**TASK:**
Rewrite the stretch from "A grass-roots initiative" through "4,000 certificates awarded annually." in the Hong Kong sailing article below, swapping "wild blue yonder" for "open sea".

Sailing fever grips the city with Volvo Ocean Race competitors moored

The sun was streaming through the Volvo Village with not a cloud in the sky. Local yachtie Marty Kaye was pumped from a visit to the Scallywag display at the village, opposite the Grinding Challenge.

“We’ve got to stop people thinking sailing is an elitist sport,” said Kaye emphatically, just as a freewheeling freebie frisbee released from the wayward grip of a child knocked him in the head.

It was as if this, and a virtual reality sailing experience, had been the fillip for him to view sailing in a new reality. 

“We’ve got to get more people out on the water and we’ve got to get tonnes more school kids behind it.”
Vestas 11th Hour Racing in action at sea in international waters during the Volvo Ocean Race. Photo: EPA

If you go with the Andy Warhol theory that you only need a handful of people to be thinking the same thought at the same time to create a new trend, Kaye isn’t the only one on this track. 

The legacy of the Volvo Ocean Race coming to the city is already being planted, with the Hong Kong Sailing Federation and team Sun Hung Kai/Scallywag announcing a development programme that will build a “city of sailors”.

“If fully funded, it will provide 9,000 days of free education and sailing to less advantaged children from Hong Kong,” says federation vice-president Charlie Mazoni.

“That includes teaching them to swim if they if they have not had the luxury of learning before.

“It is designed to be a long-term and sustainable programme that will ultimately build a city of sailors who are environmentally aware and who can take the life skills they have learned as part of the programme back into the broader community.

“We need to fund that programme. Sun Hung Kai, Mr Lee [tycoon Lee Seng Huang] and the Scallywag programme have generously promised a dollar-for-dollar match for every dollar we can raise.”

A grass-roots initiative like this will get plenty of kids out on the wild blue yonder. Hong Kong may struggle to find enough space for rugby pitches, and there are those who would like to see one of Fanling’s three golf courses become housing, but there’s no shortage of waterways in our coastal metropolis – 733 kilometres of coastline to be precise.

Already, every year the Leisure and Service Cultural Services Department takes thousands of kids out on the water, with over 4,000 certificates awarded annually. 

There are courses run in five locations in Hong Kong for as low as HK$90 for five days, or HK$20 a day. That’s a drop in the ocean.
Sailing enthusiasts are flocking to see the Volvo Ocean Race team yachts while they are moored in Hong Kong. Photo: AFP

The perception of yacht clubs full of folks turned out in navy double-breasted blazers with cravats is erroneous. In reality, it’s often hard to differentiate the owners from the crew, with shorts and T-shirts de rigueur on any given racing day. 

A pair of docksiders and a spray jacket was all it took to get me out sailing a few decades ago. Despite the elitist tag, sailing is about as egalitarian as it gets and is a great equivocator. There’s no time for “I’m a celebrity/tycoon/captain of industry, get me out of here” moments on an ocean racing boat.

**RECORDED INFORMATION:**

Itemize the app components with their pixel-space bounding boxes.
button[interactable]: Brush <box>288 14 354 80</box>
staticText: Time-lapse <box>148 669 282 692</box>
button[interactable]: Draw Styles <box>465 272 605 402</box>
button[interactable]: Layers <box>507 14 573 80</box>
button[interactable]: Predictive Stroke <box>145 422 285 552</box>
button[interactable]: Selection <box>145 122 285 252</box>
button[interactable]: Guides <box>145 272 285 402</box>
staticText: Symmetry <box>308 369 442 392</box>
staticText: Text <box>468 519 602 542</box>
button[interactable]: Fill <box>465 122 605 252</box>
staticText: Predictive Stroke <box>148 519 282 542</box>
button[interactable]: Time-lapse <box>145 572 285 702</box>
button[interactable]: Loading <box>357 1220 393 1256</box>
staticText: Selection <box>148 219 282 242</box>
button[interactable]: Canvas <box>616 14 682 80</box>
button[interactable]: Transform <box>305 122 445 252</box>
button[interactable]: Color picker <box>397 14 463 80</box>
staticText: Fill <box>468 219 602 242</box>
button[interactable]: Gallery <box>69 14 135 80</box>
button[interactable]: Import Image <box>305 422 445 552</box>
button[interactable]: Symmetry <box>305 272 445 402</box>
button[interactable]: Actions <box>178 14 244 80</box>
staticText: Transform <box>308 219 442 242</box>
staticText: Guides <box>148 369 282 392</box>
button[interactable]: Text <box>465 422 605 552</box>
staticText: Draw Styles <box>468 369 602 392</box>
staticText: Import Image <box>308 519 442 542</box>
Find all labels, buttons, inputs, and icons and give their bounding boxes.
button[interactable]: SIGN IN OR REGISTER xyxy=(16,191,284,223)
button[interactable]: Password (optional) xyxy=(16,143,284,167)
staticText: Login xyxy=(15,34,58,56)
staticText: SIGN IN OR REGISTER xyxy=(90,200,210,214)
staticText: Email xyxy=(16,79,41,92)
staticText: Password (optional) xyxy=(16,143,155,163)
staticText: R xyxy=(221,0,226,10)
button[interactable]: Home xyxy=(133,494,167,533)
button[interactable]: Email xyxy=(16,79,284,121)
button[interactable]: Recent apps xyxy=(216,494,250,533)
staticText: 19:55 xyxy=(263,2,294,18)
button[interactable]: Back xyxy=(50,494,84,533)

**SOLUTION TO THE EXERCISE:**
A grass-roots initiative like this will get plenty of kids out on the open sea. Hong Kong may struggle to find enough space for rugby pitches, and there are those who would like to see one of Fanling’s three golf courses become housing, but there’s no shortage of waterways in our coastal metropolis – 733 kilometres of coastline to be precise.

Already, every year the Leisure and Service Cultural Services Department takes thousands of kids out on the water, with over 4,000 certificates awarded annually.